What to work on
From the records below, copy every line that contains the word "Points".
-- Material supplied start --
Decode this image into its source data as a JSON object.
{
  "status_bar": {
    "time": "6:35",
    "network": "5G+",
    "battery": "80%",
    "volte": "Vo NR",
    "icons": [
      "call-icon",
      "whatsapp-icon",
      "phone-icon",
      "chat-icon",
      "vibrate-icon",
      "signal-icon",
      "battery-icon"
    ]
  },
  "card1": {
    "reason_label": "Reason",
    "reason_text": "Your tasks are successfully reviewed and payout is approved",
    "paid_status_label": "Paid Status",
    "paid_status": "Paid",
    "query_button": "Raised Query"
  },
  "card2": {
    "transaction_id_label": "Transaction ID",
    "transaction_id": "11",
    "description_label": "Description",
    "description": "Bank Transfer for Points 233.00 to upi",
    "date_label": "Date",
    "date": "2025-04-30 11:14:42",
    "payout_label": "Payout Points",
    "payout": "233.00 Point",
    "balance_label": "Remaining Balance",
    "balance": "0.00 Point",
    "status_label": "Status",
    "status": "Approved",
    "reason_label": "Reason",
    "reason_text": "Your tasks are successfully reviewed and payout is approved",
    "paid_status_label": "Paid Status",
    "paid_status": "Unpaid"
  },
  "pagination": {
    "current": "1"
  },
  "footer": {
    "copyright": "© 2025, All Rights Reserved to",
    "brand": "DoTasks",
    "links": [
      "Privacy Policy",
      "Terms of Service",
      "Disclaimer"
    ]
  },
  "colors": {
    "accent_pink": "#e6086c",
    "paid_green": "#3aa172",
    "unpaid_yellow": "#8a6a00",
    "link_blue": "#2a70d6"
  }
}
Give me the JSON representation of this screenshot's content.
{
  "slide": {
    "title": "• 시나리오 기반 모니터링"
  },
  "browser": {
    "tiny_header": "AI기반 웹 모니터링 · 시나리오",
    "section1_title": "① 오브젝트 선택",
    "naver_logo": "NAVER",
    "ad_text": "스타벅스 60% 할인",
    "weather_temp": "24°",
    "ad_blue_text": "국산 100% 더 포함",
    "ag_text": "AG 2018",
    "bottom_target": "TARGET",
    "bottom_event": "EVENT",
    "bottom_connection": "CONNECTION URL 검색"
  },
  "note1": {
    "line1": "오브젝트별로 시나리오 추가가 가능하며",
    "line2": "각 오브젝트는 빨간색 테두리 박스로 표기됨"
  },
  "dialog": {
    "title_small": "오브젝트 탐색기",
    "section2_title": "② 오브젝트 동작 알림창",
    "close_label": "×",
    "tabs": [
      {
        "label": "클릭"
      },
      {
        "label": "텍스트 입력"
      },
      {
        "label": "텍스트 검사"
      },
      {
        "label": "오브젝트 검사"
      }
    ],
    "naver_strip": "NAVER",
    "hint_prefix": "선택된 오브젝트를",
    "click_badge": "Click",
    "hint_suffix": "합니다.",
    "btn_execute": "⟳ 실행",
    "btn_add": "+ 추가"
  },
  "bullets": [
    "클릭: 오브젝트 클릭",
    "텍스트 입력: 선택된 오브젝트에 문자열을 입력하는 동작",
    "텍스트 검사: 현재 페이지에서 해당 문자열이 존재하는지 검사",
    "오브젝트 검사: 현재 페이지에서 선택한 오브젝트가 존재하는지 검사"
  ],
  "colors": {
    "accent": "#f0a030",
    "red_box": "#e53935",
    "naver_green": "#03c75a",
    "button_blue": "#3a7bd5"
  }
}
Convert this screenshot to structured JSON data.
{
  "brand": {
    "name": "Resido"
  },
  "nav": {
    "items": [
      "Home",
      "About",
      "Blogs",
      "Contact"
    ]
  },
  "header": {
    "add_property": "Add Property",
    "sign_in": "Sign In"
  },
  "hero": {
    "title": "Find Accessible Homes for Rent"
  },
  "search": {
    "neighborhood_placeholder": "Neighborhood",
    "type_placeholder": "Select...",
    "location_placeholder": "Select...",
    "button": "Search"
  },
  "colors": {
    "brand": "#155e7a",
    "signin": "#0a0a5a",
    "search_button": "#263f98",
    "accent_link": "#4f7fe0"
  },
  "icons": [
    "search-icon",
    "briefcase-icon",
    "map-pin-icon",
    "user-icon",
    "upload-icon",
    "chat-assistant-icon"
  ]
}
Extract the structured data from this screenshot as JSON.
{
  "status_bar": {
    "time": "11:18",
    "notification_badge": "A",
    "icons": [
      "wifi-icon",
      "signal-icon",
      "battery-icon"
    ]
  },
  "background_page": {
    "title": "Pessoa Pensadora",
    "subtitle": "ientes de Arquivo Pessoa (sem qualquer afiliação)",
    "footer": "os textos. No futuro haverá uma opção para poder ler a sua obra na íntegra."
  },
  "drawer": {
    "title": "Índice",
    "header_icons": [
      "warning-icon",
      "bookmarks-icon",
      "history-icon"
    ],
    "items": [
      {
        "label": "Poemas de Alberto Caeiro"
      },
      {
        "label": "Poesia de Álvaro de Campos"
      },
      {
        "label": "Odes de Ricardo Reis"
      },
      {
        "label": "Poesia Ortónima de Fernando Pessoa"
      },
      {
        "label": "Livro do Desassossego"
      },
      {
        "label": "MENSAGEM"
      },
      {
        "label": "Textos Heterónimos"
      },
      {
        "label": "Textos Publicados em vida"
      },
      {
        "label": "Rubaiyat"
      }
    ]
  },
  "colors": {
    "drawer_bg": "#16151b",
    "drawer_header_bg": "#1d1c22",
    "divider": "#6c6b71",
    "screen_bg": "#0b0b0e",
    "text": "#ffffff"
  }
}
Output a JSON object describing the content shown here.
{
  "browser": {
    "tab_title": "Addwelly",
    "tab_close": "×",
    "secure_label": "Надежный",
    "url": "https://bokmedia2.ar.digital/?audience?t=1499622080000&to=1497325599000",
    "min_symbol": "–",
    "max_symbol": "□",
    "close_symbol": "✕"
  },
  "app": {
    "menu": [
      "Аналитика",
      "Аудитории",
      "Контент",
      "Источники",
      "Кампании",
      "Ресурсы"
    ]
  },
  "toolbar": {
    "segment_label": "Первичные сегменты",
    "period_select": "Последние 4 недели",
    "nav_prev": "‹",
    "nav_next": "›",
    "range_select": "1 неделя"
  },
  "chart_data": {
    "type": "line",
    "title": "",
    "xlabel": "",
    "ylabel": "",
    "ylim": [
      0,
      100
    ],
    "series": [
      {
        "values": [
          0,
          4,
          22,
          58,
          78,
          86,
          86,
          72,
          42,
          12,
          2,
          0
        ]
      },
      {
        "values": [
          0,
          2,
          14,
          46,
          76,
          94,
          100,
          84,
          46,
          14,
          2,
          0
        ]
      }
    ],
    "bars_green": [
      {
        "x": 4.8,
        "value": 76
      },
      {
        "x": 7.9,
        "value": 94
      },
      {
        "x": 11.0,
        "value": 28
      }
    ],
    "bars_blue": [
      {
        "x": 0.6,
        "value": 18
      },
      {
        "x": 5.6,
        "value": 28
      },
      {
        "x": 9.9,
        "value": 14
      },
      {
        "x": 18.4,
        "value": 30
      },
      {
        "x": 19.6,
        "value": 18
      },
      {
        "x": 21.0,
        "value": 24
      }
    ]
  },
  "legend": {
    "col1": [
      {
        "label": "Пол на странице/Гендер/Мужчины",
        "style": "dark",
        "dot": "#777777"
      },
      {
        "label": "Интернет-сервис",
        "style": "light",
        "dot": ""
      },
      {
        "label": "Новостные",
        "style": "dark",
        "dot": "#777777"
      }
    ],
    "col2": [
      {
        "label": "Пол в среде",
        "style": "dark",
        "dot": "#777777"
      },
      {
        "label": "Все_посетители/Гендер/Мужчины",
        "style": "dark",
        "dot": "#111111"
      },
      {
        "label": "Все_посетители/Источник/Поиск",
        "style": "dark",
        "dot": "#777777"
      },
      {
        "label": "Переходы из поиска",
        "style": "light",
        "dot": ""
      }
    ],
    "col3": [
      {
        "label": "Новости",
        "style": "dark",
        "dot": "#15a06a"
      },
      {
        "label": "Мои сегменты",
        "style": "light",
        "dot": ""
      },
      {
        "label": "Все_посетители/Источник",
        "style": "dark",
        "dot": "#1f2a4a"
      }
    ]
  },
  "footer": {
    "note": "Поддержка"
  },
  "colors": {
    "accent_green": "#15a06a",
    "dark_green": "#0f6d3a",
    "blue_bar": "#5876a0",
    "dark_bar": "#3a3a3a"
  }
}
-- Material supplied end --
Finished exercise
    "description": "Bank Transfer for Points 233.00 to upi",
    "payout_label": "Payout Points",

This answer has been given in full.